--- Begin ---

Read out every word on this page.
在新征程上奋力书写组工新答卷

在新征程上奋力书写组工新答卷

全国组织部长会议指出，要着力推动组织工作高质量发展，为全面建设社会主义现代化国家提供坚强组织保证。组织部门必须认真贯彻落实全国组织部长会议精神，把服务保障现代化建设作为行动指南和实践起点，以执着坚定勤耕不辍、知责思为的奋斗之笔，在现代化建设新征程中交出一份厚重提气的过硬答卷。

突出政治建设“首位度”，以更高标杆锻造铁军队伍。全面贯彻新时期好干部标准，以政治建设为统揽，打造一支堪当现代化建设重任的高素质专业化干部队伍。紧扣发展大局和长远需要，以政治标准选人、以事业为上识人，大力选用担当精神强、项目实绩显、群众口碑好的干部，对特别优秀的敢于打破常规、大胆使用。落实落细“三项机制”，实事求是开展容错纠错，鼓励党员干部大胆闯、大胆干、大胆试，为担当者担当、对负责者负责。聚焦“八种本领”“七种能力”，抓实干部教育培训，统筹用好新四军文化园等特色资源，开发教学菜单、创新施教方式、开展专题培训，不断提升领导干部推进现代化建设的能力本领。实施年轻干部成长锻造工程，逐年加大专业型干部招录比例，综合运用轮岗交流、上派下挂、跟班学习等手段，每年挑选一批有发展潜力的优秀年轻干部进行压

--- End ---

* **What this task involves**
Every line of the data above should be reproduced word for word.

* **Answer to this task**
Read out every word on this page.
在新征程上奋力书写组工新答卷

在新征程上奋力书写组工新答卷

全国组织部长会议指出，要着力推动组织工作高质量发展，为全面建设社会主义现代化国家提供坚强组织保证。组织部门必须认真贯彻落实全国组织部长会议精神，把服务保障现代化建设作为行动指南和实践起点，以执着坚定勤耕不辍、知责思为的奋斗之笔，在现代化建设新征程中交出一份厚重提气的过硬答卷。

突出政治建设“首位度”，以更高标杆锻造铁军队伍。全面贯彻新时期好干部标准，以政治建设为统揽，打造一支堪当现代化建设重任的高素质专业化干部队伍。紧扣发展大局和长远需要，以政治标准选人、以事业为上识人，大力选用担当精神强、项目实绩显、群众口碑好的干部，对特别优秀的敢于打破常规、大胆使用。落实落细“三项机制”，实事求是开展容错纠错，鼓励党员干部大胆闯、大胆干、大胆试，为担当者担当、对负责者负责。聚焦“八种本领”“七种能力”，抓实干部教育培训，统筹用好新四军文化园等特色资源，开发教学菜单、创新施教方式、开展专题培训，不断提升领导干部推进现代化建设的能力本领。实施年轻干部成长锻造工程，逐年加大专业型干部招录比例，综合运用轮岗交流、上派下挂、跟班学习等手段，每年挑选一批有发展潜力的优秀年轻干部进行压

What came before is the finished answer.